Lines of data
------------------------------------------------------------------------
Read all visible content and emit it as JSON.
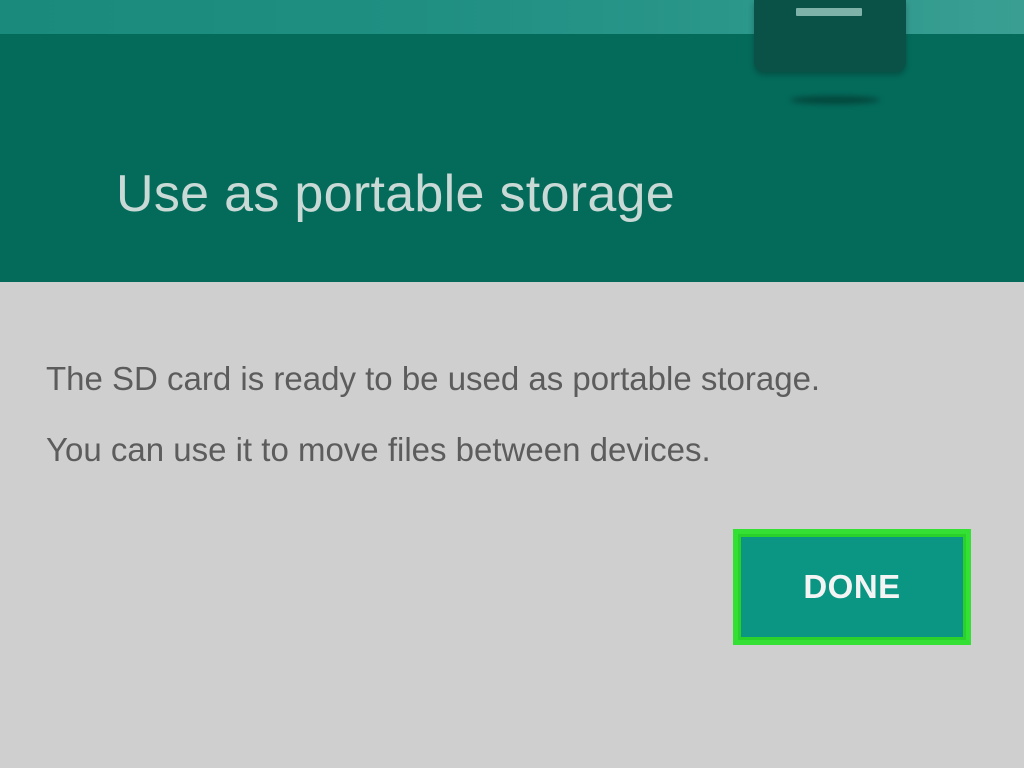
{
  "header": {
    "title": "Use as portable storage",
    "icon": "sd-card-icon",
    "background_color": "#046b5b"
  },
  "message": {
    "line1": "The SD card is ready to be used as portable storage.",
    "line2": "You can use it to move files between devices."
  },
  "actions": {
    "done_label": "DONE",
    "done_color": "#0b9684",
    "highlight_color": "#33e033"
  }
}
------------------------------------------------------------------------
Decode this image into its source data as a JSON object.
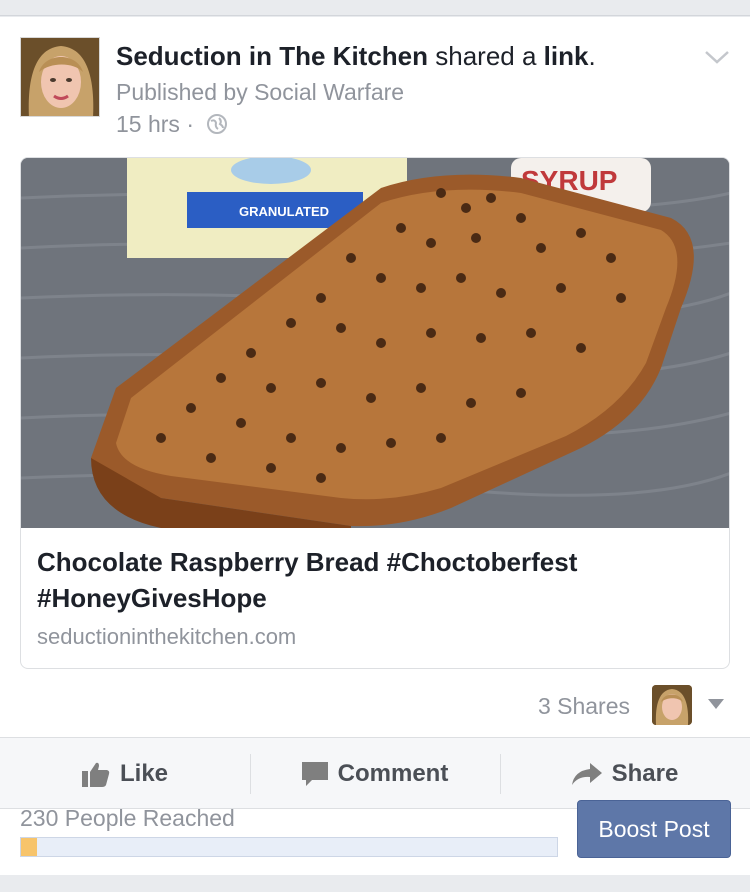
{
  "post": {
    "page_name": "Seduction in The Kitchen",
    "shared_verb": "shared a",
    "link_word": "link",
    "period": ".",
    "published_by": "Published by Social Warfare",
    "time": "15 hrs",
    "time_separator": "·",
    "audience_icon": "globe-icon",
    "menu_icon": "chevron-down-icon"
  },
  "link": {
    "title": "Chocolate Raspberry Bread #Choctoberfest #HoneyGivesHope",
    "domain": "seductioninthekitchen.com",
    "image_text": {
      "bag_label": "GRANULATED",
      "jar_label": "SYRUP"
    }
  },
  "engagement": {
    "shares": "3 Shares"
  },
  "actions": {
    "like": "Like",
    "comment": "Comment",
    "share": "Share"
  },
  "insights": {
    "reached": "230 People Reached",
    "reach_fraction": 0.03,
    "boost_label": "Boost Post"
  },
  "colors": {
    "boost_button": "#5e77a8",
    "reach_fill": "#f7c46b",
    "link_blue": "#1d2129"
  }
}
------------------------------------------------------------------------
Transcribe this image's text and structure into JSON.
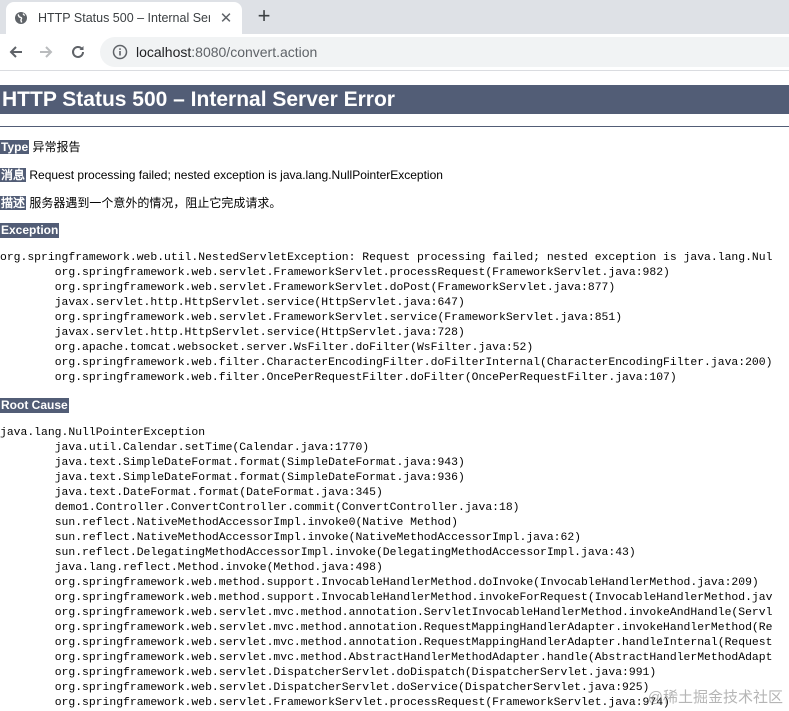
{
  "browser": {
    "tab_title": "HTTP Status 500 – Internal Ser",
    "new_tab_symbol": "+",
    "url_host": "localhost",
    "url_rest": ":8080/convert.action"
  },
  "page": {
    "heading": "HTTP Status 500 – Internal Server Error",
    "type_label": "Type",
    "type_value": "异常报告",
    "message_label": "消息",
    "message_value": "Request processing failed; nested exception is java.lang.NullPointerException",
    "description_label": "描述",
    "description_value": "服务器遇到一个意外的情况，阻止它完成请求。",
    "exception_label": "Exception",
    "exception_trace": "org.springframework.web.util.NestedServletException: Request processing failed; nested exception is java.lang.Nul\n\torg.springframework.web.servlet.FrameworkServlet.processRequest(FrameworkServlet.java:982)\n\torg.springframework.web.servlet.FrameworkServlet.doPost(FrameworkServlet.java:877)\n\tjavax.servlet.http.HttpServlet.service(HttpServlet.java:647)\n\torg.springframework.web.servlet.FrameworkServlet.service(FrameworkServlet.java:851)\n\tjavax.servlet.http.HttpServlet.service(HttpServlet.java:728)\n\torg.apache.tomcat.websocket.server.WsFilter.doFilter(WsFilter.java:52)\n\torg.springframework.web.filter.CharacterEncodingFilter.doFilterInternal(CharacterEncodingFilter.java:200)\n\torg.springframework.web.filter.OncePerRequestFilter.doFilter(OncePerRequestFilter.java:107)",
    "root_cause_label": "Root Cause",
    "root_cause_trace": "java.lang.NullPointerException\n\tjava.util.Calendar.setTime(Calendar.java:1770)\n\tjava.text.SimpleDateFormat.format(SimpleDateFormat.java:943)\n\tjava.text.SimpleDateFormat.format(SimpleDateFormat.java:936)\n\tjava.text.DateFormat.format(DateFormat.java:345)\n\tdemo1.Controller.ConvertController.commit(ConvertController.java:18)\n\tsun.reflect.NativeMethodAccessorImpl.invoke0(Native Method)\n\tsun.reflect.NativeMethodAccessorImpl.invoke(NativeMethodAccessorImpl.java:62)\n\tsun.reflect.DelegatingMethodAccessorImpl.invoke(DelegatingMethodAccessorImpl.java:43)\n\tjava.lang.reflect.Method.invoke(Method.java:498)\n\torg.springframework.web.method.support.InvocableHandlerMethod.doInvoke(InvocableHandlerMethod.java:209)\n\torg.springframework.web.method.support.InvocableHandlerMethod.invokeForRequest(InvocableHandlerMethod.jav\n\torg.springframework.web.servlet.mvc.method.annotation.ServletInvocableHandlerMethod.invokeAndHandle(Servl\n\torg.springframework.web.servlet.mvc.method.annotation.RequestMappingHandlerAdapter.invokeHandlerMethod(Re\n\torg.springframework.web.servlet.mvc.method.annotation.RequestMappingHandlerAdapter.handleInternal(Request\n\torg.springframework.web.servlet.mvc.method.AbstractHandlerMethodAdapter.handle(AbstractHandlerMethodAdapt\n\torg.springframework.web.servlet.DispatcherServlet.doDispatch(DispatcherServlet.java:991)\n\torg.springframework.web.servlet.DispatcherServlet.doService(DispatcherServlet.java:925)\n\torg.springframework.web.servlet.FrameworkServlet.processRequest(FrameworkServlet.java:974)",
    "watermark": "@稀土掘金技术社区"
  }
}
------------------------------------------------------------------------
* [What you have to do]: Find "into". Copy every line it occurs in.

* [Answer to the exercise]:
Decode this image into its source data as a JSON object.
Transcribe this image's text and structure into JSON.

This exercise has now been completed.